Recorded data
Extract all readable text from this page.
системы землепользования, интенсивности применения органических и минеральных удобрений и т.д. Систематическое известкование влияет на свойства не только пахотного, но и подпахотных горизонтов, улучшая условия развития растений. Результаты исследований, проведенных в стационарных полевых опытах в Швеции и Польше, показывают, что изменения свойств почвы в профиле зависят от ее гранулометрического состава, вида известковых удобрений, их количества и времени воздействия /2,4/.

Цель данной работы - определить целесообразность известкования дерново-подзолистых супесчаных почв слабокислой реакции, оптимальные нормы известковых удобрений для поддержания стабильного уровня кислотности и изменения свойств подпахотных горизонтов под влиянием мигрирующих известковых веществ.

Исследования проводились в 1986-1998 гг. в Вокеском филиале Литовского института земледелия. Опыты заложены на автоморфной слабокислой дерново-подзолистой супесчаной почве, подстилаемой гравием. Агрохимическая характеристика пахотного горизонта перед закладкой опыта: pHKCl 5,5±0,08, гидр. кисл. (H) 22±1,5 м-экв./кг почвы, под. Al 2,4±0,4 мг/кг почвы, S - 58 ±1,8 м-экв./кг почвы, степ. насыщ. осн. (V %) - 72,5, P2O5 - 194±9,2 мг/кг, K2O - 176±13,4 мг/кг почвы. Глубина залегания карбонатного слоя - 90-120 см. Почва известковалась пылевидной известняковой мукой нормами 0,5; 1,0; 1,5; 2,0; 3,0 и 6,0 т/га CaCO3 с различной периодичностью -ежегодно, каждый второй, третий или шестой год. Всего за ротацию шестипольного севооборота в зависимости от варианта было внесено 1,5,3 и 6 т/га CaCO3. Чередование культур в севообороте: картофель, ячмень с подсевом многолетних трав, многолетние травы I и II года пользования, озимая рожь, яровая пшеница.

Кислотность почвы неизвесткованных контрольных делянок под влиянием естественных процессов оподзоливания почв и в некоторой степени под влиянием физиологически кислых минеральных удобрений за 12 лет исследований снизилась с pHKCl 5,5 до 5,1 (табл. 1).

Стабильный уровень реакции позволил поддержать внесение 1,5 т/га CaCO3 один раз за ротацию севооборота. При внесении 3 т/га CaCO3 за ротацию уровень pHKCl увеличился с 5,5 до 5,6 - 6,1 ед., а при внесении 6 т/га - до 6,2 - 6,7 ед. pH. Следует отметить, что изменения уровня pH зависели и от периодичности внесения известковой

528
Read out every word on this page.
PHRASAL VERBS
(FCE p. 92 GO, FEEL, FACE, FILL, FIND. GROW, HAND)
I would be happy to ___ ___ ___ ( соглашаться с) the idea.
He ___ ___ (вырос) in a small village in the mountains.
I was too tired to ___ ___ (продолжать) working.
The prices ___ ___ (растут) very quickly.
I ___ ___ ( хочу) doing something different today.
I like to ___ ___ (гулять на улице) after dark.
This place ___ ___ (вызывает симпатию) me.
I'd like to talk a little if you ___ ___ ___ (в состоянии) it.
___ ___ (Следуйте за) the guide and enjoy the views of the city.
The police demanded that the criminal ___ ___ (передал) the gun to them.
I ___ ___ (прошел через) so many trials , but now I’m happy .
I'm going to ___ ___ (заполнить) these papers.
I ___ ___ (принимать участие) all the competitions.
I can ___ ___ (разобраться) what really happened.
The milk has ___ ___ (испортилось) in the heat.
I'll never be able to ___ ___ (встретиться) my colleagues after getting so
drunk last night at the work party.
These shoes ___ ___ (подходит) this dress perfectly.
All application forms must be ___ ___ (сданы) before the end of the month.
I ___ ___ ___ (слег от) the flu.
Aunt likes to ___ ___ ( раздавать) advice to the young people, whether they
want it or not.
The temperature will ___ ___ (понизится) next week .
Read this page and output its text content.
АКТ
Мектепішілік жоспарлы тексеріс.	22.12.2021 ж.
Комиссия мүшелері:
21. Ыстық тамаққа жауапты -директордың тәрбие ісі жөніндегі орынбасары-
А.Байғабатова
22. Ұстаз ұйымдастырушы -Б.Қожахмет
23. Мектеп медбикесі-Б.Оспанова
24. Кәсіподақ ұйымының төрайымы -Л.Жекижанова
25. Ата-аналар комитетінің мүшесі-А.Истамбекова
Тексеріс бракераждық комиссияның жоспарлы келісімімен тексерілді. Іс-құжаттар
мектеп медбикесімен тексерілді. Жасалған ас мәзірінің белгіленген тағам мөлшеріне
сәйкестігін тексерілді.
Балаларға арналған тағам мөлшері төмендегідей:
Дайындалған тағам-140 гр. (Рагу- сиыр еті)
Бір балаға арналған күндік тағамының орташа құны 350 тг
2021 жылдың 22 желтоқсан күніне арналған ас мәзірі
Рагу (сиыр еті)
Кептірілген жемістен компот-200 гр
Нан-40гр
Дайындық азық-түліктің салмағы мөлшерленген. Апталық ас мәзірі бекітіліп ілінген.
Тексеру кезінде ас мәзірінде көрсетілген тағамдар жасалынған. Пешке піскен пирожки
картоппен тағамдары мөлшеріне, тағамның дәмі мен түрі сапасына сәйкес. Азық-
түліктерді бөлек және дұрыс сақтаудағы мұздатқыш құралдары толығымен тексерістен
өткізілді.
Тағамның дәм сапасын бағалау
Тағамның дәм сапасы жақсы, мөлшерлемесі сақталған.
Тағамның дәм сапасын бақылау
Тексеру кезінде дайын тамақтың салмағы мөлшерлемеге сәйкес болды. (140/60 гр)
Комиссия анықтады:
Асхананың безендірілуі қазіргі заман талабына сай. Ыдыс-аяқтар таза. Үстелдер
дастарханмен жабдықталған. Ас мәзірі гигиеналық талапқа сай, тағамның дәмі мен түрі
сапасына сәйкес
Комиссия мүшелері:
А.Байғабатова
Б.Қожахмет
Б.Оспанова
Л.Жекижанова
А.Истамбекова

STATED GOAL. Restate the whole listing exactly.

SOLUTION FOR THIS PROBLEM.
Extract all readable text from this page.
системы землепользования, интенсивности применения органических и минеральных удобрений и т.д. Систематическое известкование влияет на свойства не только пахотного, но и подпахотных горизонтов, улучшая условия развития растений. Результаты исследований, проведенных в стационарных полевых опытах в Швеции и Польше, показывают, что изменения свойств почвы в профиле зависят от ее гранулометрического состава, вида известковых удобрений, их количества и времени воздействия /2,4/.

Цель данной работы - определить целесообразность известкования дерново-подзолистых супесчаных почв слабокислой реакции, оптимальные нормы известковых удобрений для поддержания стабильного уровня кислотности и изменения свойств подпахотных горизонтов под влиянием мигрирующих известковых веществ.

Исследования проводились в 1986-1998 гг. в Вокеском филиале Литовского института земледелия. Опыты заложены на автоморфной слабокислой дерново-подзолистой супесчаной почве, подстилаемой гравием. Агрохимическая характеристика пахотного горизонта перед закладкой опыта: pHKCl 5,5±0,08, гидр. кисл. (H) 22±1,5 м-экв./кг почвы, под. Al 2,4±0,4 мг/кг почвы, S - 58 ±1,8 м-экв./кг почвы, степ. насыщ. осн. (V %) - 72,5, P2O5 - 194±9,2 мг/кг, K2O - 176±13,4 мг/кг почвы. Глубина залегания карбонатного слоя - 90-120 см. Почва известковалась пылевидной известняковой мукой нормами 0,5; 1,0; 1,5; 2,0; 3,0 и 6,0 т/га CaCO3 с различной периодичностью -ежегодно, каждый второй, третий или шестой год. Всего за ротацию шестипольного севооборота в зависимости от варианта было внесено 1,5,3 и 6 т/га CaCO3. Чередование культур в севообороте: картофель, ячмень с подсевом многолетних трав, многолетние травы I и II года пользования, озимая рожь, яровая пшеница.

Кислотность почвы неизвесткованных контрольных делянок под влиянием естественных процессов оподзоливания почв и в некоторой степени под влиянием физиологически кислых минеральных удобрений за 12 лет исследований снизилась с pHKCl 5,5 до 5,1 (табл. 1).

Стабильный уровень реакции позволил поддержать внесение 1,5 т/га CaCO3 один раз за ротацию севооборота. При внесении 3 т/га CaCO3 за ротацию уровень pHKCl увеличился с 5,5 до 5,6 - 6,1 ед., а при внесении 6 т/га - до 6,2 - 6,7 ед. pH. Следует отметить, что изменения уровня pH зависели и от периодичности внесения известковой

528
Read out every word on this page.
PHRASAL VERBS
(FCE p. 92 GO, FEEL, FACE, FILL, FIND. GROW, HAND)
I would be happy to ___ ___ ___ ( соглашаться с) the idea.
He ___ ___ (вырос) in a small village in the mountains.
I was too tired to ___ ___ (продолжать) working.
The prices ___ ___ (растут) very quickly.
I ___ ___ ( хочу) doing something different today.
I like to ___ ___ (гулять на улице) after dark.
This place ___ ___ (вызывает симпатию) me.
I'd like to talk a little if you ___ ___ ___ (в состоянии) it.
___ ___ (Следуйте за) the guide and enjoy the views of the city.
The police demanded that the criminal ___ ___ (передал) the gun to them.
I ___ ___ (прошел через) so many trials , but now I’m happy .
I'm going to ___ ___ (заполнить) these papers.
I ___ ___ (принимать участие) all the competitions.
I can ___ ___ (разобраться) what really happened.
The milk has ___ ___ (испортилось) in the heat.
I'll never be able to ___ ___ (встретиться) my colleagues after getting so
drunk last night at the work party.
These shoes ___ ___ (подходит) this dress perfectly.
All application forms must be ___ ___ (сданы) before the end of the month.
I ___ ___ ___ (слег от) the flu.
Aunt likes to ___ ___ ( раздавать) advice to the young people, whether they
want it or not.
The temperature will ___ ___ (понизится) next week .
Read this page and output its text content.
АКТ
Мектепішілік жоспарлы тексеріс.	22.12.2021 ж.
Комиссия мүшелері:
21. Ыстық тамаққа жауапты -директордың тәрбие ісі жөніндегі орынбасары-
А.Байғабатова
22. Ұстаз ұйымдастырушы -Б.Қожахмет
23. Мектеп медбикесі-Б.Оспанова
24. Кәсіподақ ұйымының төрайымы -Л.Жекижанова
25. Ата-аналар комитетінің мүшесі-А.Истамбекова
Тексеріс бракераждық комиссияның жоспарлы келісімімен тексерілді. Іс-құжаттар
мектеп медбикесімен тексерілді. Жасалған ас мәзірінің белгіленген тағам мөлшеріне
сәйкестігін тексерілді.
Балаларға арналған тағам мөлшері төмендегідей:
Дайындалған тағам-140 гр. (Рагу- сиыр еті)
Бір балаға арналған күндік тағамының орташа құны 350 тг
2021 жылдың 22 желтоқсан күніне арналған ас мәзірі
Рагу (сиыр еті)
Кептірілген жемістен компот-200 гр
Нан-40гр
Дайындық азық-түліктің салмағы мөлшерленген. Апталық ас мәзірі бекітіліп ілінген.
Тексеру кезінде ас мәзірінде көрсетілген тағамдар жасалынған. Пешке піскен пирожки
картоппен тағамдары мөлшеріне, тағамның дәмі мен түрі сапасына сәйкес. Азық-
түліктерді бөлек және дұрыс сақтаудағы мұздатқыш құралдары толығымен тексерістен
өткізілді.
Тағамның дәм сапасын бағалау
Тағамның дәм сапасы жақсы, мөлшерлемесі сақталған.
Тағамның дәм сапасын бақылау
Тексеру кезінде дайын тамақтың салмағы мөлшерлемеге сәйкес болды. (140/60 гр)
Комиссия анықтады:
Асхананың безендірілуі қазіргі заман талабына сай. Ыдыс-аяқтар таза. Үстелдер
дастарханмен жабдықталған. Ас мәзірі гигиеналық талапқа сай, тағамның дәмі мен түрі
сапасына сәйкес
Комиссия мүшелері:
А.Байғабатова
Б.Қожахмет
Б.Оспанова
Л.Жекижанова
А.Истамбекова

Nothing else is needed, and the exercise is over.